[STATED EXERCISE]
Select every line holding the word "name" and copy it.
[START PROVIDED ENTRIES]
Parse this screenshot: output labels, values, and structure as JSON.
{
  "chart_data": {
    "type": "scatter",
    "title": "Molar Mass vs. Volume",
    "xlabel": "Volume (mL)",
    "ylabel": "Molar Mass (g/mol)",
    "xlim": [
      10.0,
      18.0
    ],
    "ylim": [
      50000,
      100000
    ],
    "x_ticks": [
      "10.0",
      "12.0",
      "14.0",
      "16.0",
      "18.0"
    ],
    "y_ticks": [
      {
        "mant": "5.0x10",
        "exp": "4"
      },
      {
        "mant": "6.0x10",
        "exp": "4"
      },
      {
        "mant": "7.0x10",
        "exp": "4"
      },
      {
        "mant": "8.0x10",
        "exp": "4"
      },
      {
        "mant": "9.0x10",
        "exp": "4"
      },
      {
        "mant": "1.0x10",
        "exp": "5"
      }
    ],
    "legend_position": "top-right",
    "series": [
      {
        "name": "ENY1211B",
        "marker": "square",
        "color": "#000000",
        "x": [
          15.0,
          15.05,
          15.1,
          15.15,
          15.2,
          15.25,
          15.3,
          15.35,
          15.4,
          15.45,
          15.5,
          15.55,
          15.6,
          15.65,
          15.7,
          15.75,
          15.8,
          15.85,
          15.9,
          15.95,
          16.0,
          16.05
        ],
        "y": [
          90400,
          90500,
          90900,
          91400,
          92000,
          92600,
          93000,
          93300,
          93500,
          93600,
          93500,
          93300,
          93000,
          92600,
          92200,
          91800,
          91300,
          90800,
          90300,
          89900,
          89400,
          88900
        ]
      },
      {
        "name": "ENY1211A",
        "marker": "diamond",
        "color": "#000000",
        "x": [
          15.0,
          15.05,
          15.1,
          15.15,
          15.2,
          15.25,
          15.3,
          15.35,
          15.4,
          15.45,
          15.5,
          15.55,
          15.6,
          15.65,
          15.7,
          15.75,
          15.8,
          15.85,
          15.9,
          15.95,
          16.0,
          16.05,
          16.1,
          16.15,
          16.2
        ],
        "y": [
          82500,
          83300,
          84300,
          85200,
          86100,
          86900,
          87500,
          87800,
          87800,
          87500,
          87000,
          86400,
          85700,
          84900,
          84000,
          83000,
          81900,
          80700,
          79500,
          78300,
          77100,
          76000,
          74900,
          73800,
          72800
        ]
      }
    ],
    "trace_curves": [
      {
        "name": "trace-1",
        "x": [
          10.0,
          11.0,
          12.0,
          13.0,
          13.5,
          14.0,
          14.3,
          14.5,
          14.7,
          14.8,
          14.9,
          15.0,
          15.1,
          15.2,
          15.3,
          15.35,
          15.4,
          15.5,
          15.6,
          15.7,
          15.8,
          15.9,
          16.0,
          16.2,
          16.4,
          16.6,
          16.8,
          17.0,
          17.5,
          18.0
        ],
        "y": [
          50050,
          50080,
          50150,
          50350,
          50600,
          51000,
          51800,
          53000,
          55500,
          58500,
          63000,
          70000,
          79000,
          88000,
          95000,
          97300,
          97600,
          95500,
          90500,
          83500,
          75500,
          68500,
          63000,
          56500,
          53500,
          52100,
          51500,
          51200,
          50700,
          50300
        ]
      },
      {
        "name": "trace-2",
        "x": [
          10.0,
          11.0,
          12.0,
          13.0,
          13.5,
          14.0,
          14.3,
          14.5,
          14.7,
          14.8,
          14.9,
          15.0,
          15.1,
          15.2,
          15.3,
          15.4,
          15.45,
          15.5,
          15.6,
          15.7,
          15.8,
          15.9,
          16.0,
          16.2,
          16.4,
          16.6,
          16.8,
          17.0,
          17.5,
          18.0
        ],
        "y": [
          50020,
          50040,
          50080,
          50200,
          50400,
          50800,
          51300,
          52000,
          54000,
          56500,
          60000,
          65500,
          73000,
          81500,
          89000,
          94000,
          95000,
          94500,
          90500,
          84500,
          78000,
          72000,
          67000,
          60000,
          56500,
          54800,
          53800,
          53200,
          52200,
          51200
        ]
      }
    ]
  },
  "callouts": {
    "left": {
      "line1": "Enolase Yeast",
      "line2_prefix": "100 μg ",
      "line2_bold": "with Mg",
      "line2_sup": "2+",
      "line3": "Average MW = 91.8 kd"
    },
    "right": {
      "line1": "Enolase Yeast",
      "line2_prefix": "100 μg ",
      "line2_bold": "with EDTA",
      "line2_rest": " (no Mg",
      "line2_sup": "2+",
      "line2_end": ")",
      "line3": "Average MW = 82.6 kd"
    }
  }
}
[END PROVIDED ENTRIES]
[RESULT FOR THIS EXERCISE]
        "name": "ENY1211B",
        "name": "ENY1211A",
        "name": "trace-1",
        "name": "trace-2",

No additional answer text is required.